Layout annotation records
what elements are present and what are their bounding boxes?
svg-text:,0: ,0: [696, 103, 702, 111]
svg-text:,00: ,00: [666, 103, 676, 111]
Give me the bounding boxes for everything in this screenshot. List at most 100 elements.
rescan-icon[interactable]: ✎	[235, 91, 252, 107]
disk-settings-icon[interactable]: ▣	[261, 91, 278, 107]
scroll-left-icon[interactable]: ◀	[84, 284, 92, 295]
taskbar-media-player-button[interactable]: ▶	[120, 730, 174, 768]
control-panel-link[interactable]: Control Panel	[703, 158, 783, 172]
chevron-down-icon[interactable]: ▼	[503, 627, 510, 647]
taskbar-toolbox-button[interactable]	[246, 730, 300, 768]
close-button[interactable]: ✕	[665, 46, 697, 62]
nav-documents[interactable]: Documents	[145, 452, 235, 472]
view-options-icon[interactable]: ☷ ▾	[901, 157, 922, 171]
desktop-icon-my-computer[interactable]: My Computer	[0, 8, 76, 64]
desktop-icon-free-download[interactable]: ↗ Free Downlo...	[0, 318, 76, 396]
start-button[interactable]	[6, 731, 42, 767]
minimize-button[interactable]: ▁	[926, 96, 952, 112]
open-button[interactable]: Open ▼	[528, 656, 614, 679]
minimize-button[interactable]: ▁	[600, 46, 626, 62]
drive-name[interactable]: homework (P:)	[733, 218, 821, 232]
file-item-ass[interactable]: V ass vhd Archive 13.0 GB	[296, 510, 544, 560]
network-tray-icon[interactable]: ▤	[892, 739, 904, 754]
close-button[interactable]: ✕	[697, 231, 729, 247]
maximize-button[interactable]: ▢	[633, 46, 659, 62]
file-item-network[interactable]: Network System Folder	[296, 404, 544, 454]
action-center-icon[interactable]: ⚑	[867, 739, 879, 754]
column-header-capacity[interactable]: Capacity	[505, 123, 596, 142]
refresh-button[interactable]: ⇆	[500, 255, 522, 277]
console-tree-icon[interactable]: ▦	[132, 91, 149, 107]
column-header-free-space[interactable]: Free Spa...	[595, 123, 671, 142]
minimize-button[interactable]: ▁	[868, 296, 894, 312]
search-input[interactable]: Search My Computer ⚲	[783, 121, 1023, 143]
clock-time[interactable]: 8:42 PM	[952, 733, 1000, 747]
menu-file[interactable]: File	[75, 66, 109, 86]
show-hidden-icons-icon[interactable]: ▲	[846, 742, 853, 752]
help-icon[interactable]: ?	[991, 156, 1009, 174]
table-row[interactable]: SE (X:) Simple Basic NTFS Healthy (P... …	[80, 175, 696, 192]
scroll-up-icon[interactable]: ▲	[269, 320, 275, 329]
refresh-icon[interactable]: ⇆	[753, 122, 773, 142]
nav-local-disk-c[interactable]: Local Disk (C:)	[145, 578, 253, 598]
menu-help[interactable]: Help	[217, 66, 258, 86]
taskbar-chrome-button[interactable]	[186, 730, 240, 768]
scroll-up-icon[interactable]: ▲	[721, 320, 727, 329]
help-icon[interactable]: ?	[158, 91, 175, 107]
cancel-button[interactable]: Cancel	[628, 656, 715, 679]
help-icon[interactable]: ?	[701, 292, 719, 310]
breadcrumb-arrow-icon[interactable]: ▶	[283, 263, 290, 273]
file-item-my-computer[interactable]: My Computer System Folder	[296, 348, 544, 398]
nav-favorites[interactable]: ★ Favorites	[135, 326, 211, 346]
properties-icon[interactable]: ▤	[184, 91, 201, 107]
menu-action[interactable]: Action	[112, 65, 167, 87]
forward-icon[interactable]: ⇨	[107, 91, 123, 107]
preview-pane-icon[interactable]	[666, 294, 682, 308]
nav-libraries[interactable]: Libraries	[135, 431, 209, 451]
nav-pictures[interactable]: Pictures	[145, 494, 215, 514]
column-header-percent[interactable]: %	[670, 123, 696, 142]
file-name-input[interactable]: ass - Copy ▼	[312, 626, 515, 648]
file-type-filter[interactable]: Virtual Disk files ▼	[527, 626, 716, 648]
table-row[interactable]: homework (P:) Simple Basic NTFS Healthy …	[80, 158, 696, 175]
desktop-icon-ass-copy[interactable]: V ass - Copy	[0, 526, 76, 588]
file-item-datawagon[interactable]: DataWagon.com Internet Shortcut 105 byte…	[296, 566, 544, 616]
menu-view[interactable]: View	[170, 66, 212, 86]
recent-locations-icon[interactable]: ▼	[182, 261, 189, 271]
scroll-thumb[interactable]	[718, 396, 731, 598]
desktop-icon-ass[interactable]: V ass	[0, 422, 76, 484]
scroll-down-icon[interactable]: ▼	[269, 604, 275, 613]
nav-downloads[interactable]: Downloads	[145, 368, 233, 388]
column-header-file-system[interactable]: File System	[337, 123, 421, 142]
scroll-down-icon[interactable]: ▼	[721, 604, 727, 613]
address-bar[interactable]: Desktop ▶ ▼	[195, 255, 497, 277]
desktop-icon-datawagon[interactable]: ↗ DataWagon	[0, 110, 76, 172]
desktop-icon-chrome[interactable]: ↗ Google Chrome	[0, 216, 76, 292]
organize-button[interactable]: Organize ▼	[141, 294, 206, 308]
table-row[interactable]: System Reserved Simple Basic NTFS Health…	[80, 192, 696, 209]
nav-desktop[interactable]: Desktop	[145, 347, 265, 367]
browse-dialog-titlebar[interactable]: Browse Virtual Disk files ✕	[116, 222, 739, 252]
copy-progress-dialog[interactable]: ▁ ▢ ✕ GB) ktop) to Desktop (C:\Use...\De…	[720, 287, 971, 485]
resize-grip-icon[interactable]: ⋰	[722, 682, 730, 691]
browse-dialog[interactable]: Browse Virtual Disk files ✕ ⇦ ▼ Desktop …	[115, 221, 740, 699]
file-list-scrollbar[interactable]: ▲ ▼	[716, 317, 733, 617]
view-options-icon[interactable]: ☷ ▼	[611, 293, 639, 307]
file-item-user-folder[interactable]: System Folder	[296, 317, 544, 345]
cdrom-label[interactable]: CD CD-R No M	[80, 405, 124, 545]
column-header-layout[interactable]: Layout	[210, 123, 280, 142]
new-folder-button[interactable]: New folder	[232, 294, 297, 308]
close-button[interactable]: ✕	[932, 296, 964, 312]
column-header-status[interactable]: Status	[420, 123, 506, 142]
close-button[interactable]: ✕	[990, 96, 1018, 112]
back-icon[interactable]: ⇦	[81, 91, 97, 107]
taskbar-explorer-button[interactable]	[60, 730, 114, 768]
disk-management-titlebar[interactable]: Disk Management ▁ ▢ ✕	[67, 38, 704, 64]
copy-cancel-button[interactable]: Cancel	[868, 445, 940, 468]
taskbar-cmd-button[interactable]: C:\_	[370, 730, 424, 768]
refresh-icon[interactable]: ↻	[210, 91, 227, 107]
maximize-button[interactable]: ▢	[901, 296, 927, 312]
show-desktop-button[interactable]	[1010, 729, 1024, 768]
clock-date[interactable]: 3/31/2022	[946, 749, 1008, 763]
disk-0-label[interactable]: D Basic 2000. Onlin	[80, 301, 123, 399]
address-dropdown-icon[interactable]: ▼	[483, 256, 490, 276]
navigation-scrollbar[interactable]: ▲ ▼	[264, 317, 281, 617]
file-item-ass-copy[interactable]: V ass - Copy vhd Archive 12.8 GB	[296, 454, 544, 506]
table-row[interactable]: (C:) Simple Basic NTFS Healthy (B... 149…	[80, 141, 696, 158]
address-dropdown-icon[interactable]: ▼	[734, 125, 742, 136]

• **Problem details**
Pick out each line in the items above that contains the string "Free", and copy those lines. Match case exactly.

• **Result of the task**
desktop-icon-free-download[interactable]: ↗ Free Downlo...	[0, 318, 76, 396]
column-header-free-space[interactable]: Free Spa...	[595, 123, 671, 142]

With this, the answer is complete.